= TO DO =
Locate the lines that hold the string "фазы". Copy every such line.

= GIVEN DATA =

>> Begin

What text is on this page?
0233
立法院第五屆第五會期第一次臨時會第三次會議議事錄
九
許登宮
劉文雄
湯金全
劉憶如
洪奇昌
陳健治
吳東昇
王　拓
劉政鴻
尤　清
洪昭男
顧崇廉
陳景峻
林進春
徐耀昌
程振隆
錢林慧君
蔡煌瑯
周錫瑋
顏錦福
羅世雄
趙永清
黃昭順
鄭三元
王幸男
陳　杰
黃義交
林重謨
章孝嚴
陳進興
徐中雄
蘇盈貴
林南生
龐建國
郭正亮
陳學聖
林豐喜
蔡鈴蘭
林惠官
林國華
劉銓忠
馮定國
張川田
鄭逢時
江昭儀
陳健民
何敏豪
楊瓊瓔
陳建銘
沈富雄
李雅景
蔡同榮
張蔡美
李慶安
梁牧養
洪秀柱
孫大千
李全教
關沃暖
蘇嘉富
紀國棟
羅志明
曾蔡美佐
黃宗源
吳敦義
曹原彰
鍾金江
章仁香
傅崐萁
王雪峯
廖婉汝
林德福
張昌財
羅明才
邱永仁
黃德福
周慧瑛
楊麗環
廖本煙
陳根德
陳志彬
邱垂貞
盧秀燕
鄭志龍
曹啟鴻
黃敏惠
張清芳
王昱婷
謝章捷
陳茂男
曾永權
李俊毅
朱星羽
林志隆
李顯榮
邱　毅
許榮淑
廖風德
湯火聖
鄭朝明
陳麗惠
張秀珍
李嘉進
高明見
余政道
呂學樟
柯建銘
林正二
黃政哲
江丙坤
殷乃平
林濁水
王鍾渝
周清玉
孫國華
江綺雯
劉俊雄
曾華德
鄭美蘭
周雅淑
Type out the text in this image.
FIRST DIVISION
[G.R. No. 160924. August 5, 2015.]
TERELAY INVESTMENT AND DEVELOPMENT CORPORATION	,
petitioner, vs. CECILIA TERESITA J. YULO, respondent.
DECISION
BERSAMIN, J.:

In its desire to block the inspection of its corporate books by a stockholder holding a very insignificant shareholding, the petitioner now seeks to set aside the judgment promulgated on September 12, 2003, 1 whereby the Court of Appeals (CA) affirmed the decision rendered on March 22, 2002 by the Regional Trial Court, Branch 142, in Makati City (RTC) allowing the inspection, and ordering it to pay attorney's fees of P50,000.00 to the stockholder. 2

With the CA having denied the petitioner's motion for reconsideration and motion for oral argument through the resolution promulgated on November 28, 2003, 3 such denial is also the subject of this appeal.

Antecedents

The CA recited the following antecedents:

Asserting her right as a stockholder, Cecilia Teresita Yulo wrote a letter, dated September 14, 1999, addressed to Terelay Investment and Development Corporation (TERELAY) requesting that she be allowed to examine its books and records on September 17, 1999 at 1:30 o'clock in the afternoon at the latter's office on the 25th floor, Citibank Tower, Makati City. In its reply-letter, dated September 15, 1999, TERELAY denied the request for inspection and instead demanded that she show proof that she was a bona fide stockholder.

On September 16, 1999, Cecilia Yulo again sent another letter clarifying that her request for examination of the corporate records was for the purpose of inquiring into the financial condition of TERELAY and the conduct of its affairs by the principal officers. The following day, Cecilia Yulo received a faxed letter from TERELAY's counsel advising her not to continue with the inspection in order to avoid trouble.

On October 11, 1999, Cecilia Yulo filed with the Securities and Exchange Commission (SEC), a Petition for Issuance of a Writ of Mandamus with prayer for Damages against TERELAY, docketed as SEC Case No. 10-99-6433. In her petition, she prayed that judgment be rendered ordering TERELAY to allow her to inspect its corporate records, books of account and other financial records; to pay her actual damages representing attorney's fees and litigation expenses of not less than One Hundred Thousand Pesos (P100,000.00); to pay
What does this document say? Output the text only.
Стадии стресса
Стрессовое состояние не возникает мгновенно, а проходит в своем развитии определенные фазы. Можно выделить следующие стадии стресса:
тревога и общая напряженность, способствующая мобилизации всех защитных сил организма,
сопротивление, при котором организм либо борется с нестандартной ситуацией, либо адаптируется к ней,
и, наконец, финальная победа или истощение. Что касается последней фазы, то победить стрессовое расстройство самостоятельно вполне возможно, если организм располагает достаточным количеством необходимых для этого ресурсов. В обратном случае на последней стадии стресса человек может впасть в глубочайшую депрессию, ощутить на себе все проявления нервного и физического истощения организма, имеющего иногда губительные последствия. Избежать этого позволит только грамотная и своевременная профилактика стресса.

>> End

= COMPLETE ANSWER =
Стрессовое состояние не возникает мгновенно, а проходит в своем развитии определенные фазы. Можно выделить следующие стадии стресса:
и, наконец, финальная победа или истощение. Что касается последней фазы, то победить стрессовое расстройство самостоятельно вполне возможно, если организм располагает достаточным количеством необходимых для этого ресурсов. В обратном случае на последней стадии стресса человек может впасть в глубочайшую депрессию, ощутить на себе все проявления нервного и физического истощения организма, имеющего иногда губительные последствия. Избежать этого позволит только грамотная и своевременная профилактика стресса.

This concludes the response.